Aim of the task:
All of the material below is to be retyped exactly.

Entries provided:
▼

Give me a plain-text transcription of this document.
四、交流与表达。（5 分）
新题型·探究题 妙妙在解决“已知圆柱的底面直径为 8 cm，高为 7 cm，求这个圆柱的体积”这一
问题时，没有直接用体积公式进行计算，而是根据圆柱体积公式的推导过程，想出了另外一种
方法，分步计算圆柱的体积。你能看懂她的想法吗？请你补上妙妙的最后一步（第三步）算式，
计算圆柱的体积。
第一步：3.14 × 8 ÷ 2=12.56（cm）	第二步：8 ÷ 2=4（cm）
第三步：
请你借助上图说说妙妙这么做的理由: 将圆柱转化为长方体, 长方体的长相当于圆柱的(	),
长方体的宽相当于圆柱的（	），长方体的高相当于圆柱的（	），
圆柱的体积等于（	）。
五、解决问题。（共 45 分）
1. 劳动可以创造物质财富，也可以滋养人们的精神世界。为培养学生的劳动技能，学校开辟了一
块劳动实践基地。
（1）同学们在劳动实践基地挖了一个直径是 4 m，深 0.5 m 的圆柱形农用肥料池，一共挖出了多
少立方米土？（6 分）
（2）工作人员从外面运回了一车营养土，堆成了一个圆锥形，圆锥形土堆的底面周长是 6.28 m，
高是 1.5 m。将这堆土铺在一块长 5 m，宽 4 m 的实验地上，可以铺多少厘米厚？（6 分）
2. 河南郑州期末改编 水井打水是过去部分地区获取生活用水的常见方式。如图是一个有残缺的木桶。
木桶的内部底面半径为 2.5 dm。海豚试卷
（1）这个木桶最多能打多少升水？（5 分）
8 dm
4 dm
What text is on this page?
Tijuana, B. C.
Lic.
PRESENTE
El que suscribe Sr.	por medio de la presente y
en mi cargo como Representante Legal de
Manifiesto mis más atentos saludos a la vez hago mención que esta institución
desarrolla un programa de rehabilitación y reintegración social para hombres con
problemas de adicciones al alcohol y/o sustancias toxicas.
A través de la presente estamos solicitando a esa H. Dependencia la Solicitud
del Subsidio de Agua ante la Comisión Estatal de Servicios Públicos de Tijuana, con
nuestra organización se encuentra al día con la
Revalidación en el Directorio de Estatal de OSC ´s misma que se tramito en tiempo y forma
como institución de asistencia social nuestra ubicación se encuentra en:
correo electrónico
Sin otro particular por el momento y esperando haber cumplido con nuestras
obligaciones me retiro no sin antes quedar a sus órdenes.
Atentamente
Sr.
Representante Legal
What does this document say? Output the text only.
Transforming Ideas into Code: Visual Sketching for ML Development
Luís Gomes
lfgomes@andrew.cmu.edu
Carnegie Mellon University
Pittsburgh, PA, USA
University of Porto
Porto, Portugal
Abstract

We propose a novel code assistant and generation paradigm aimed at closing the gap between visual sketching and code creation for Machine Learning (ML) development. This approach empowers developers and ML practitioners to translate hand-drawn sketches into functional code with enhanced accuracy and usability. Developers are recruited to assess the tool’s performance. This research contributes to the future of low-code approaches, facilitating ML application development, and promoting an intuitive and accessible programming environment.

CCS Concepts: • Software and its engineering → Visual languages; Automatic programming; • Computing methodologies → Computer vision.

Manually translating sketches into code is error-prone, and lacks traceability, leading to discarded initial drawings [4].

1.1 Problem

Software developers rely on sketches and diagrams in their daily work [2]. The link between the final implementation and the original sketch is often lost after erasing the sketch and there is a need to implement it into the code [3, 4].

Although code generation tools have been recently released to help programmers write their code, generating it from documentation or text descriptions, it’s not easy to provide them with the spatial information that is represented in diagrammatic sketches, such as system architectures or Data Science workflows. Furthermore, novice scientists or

▲

In response:
Give me a plain-text transcription of this document.
四、交流与表达。（5 分）
新题型·探究题 妙妙在解决“已知圆柱的底面直径为 8 cm，高为 7 cm，求这个圆柱的体积”这一
问题时，没有直接用体积公式进行计算，而是根据圆柱体积公式的推导过程，想出了另外一种
方法，分步计算圆柱的体积。你能看懂她的想法吗？请你补上妙妙的最后一步（第三步）算式，
计算圆柱的体积。
第一步：3.14 × 8 ÷ 2=12.56（cm）	第二步：8 ÷ 2=4（cm）
第三步：
请你借助上图说说妙妙这么做的理由: 将圆柱转化为长方体, 长方体的长相当于圆柱的(	),
长方体的宽相当于圆柱的（	），长方体的高相当于圆柱的（	），
圆柱的体积等于（	）。
五、解决问题。（共 45 分）
1. 劳动可以创造物质财富，也可以滋养人们的精神世界。为培养学生的劳动技能，学校开辟了一
块劳动实践基地。
（1）同学们在劳动实践基地挖了一个直径是 4 m，深 0.5 m 的圆柱形农用肥料池，一共挖出了多
少立方米土？（6 分）
（2）工作人员从外面运回了一车营养土，堆成了一个圆锥形，圆锥形土堆的底面周长是 6.28 m，
高是 1.5 m。将这堆土铺在一块长 5 m，宽 4 m 的实验地上，可以铺多少厘米厚？（6 分）
2. 河南郑州期末改编 水井打水是过去部分地区获取生活用水的常见方式。如图是一个有残缺的木桶。
木桶的内部底面半径为 2.5 dm。海豚试卷
（1）这个木桶最多能打多少升水？（5 分）
8 dm
4 dm
What text is on this page?
Tijuana, B. C.
Lic.
PRESENTE
El que suscribe Sr.	por medio de la presente y
en mi cargo como Representante Legal de
Manifiesto mis más atentos saludos a la vez hago mención que esta institución
desarrolla un programa de rehabilitación y reintegración social para hombres con
problemas de adicciones al alcohol y/o sustancias toxicas.
A través de la presente estamos solicitando a esa H. Dependencia la Solicitud
del Subsidio de Agua ante la Comisión Estatal de Servicios Públicos de Tijuana, con
nuestra organización se encuentra al día con la
Revalidación en el Directorio de Estatal de OSC ´s misma que se tramito en tiempo y forma
como institución de asistencia social nuestra ubicación se encuentra en:
correo electrónico
Sin otro particular por el momento y esperando haber cumplido con nuestras
obligaciones me retiro no sin antes quedar a sus órdenes.
Atentamente
Sr.
Representante Legal
What does this document say? Output the text only.
Transforming Ideas into Code: Visual Sketching for ML Development
Luís Gomes
lfgomes@andrew.cmu.edu
Carnegie Mellon University
Pittsburgh, PA, USA
University of Porto
Porto, Portugal
Abstract

We propose a novel code assistant and generation paradigm aimed at closing the gap between visual sketching and code creation for Machine Learning (ML) development. This approach empowers developers and ML practitioners to translate hand-drawn sketches into functional code with enhanced accuracy and usability. Developers are recruited to assess the tool’s performance. This research contributes to the future of low-code approaches, facilitating ML application development, and promoting an intuitive and accessible programming environment.

CCS Concepts: • Software and its engineering → Visual languages; Automatic programming; • Computing methodologies → Computer vision.

Manually translating sketches into code is error-prone, and lacks traceability, leading to discarded initial drawings [4].

1.1 Problem

Software developers rely on sketches and diagrams in their daily work [2]. The link between the final implementation and the original sketch is often lost after erasing the sketch and there is a need to implement it into the code [3, 4].

Although code generation tools have been recently released to help programmers write their code, generating it from documentation or text descriptions, it’s not easy to provide them with the spatial information that is represented in diagrammatic sketches, such as system architectures or Data Science workflows. Furthermore, novice scientists or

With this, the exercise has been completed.